Data shown:
══════════════════════════════
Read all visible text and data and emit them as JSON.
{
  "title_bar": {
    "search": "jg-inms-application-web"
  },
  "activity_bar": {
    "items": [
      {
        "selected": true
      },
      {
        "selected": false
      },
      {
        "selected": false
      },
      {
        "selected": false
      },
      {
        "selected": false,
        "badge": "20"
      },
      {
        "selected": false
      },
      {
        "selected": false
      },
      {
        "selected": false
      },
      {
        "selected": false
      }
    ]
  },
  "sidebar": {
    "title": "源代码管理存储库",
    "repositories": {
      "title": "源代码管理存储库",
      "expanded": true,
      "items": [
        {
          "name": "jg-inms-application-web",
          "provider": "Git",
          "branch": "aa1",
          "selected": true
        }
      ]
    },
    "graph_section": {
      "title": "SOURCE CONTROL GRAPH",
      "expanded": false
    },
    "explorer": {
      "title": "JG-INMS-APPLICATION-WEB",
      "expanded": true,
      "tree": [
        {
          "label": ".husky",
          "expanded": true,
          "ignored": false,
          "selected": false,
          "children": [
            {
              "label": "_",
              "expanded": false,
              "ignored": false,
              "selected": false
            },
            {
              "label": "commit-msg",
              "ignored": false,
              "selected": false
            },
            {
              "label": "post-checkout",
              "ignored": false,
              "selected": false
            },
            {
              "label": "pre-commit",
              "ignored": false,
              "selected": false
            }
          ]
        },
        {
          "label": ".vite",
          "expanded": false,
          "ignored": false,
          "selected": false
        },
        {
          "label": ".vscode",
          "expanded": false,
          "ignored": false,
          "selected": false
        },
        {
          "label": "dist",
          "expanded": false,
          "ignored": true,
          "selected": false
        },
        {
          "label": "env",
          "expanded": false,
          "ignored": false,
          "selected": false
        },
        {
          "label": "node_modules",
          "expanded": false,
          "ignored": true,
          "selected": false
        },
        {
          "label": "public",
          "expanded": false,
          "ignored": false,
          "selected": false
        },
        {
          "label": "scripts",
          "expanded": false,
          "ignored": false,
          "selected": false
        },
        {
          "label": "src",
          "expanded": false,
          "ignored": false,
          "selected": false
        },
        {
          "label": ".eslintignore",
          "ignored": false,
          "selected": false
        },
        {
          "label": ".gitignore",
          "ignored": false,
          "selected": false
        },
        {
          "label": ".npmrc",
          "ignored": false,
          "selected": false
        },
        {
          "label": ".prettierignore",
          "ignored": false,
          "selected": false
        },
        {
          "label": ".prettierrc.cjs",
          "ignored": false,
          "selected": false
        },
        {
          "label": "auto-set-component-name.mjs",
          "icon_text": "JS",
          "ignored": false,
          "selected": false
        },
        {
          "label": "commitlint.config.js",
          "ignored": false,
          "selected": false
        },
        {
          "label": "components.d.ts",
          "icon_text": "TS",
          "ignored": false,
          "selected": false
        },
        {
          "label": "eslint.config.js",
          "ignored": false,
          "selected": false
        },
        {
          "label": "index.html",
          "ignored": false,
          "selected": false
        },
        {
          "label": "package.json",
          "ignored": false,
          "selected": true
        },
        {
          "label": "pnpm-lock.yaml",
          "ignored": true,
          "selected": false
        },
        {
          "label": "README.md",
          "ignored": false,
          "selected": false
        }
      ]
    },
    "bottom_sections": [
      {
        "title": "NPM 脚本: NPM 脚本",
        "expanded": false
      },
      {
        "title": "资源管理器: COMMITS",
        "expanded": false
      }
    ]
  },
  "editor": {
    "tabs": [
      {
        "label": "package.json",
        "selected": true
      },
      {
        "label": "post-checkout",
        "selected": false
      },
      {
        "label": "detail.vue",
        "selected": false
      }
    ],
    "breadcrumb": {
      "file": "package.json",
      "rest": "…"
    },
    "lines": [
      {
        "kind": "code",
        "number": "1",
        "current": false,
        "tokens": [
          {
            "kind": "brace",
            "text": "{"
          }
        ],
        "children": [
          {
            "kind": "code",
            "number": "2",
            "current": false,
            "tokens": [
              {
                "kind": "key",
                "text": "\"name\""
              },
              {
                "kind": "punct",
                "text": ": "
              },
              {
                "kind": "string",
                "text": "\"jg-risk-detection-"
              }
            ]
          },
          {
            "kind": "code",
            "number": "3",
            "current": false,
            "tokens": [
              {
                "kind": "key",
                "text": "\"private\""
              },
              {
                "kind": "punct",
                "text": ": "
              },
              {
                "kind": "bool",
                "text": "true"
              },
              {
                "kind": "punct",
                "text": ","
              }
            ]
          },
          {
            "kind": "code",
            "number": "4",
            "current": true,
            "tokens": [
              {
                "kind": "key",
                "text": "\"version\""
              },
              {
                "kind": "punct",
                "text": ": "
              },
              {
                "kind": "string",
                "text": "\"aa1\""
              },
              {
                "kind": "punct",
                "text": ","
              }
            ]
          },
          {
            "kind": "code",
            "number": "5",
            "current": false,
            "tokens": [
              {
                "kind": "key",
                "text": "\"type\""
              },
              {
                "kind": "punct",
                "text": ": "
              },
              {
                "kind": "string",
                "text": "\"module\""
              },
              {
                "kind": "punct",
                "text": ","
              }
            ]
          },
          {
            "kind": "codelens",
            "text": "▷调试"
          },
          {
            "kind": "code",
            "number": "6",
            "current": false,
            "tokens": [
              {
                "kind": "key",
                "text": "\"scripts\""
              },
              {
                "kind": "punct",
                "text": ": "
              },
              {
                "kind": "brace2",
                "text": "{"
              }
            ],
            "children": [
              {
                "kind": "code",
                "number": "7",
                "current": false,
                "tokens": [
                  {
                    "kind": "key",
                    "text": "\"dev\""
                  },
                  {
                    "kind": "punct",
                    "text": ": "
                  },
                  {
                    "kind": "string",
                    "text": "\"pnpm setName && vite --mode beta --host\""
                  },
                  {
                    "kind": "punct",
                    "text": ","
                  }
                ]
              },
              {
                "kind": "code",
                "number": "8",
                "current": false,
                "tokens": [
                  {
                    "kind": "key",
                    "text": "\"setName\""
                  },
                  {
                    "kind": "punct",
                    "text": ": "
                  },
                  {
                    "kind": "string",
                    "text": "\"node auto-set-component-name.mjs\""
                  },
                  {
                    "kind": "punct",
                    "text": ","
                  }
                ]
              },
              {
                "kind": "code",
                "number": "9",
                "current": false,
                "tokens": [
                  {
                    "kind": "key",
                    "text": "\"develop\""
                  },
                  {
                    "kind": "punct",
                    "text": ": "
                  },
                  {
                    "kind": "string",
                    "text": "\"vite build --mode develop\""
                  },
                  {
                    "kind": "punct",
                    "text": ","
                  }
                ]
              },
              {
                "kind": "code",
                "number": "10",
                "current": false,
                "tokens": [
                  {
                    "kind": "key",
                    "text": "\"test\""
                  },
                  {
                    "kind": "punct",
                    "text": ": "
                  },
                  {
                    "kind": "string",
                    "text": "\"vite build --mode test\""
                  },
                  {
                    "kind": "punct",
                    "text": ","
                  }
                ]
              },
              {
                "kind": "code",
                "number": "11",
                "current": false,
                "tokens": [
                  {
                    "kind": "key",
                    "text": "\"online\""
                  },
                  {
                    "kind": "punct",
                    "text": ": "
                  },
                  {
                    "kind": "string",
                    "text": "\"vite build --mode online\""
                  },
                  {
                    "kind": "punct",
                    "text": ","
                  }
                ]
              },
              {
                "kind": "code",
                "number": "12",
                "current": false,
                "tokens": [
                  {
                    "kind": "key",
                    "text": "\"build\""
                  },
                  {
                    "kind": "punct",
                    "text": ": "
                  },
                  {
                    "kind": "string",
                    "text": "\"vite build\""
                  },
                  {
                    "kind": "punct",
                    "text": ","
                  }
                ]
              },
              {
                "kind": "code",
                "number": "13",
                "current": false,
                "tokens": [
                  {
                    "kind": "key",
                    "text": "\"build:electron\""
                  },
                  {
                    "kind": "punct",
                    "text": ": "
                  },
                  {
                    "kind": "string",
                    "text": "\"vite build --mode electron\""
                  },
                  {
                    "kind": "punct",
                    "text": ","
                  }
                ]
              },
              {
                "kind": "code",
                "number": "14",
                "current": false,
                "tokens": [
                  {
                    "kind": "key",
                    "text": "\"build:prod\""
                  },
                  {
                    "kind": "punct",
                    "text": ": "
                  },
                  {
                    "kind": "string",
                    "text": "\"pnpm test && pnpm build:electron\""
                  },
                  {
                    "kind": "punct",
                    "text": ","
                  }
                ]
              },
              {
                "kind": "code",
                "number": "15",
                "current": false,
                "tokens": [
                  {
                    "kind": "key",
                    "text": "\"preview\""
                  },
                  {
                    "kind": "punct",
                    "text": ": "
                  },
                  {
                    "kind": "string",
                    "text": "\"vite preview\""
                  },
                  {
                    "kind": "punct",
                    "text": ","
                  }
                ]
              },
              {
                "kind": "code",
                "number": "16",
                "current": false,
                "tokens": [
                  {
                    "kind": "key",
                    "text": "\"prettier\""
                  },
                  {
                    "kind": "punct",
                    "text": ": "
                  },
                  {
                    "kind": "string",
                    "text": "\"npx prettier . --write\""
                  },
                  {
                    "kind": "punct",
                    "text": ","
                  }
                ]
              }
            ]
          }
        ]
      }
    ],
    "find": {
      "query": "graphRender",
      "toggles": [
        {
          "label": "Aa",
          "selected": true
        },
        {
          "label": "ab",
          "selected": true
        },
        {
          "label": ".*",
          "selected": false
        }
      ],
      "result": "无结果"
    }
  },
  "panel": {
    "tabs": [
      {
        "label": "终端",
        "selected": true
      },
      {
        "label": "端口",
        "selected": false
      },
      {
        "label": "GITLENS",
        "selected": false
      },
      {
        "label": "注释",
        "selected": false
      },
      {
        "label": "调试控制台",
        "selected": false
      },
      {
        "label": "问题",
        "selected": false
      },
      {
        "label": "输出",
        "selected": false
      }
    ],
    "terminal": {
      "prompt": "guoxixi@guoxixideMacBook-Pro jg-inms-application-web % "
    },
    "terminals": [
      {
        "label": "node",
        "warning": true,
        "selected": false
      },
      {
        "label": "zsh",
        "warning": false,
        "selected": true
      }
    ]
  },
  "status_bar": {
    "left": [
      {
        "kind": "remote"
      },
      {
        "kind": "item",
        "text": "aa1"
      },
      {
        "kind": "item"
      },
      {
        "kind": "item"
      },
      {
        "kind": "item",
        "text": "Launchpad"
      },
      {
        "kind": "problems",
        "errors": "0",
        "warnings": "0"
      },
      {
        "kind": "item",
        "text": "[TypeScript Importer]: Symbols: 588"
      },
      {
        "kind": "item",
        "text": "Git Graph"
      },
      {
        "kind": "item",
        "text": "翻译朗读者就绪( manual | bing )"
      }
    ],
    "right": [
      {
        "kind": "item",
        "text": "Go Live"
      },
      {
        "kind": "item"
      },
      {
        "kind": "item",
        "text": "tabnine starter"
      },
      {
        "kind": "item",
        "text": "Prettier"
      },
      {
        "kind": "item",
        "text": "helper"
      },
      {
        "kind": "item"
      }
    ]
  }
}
══════════════════════════════
Required work: Copy each line holding the word "package" from the listing above.

Full output:
          "label": "package.json",
        "label": "package.json",
      "file": "package.json",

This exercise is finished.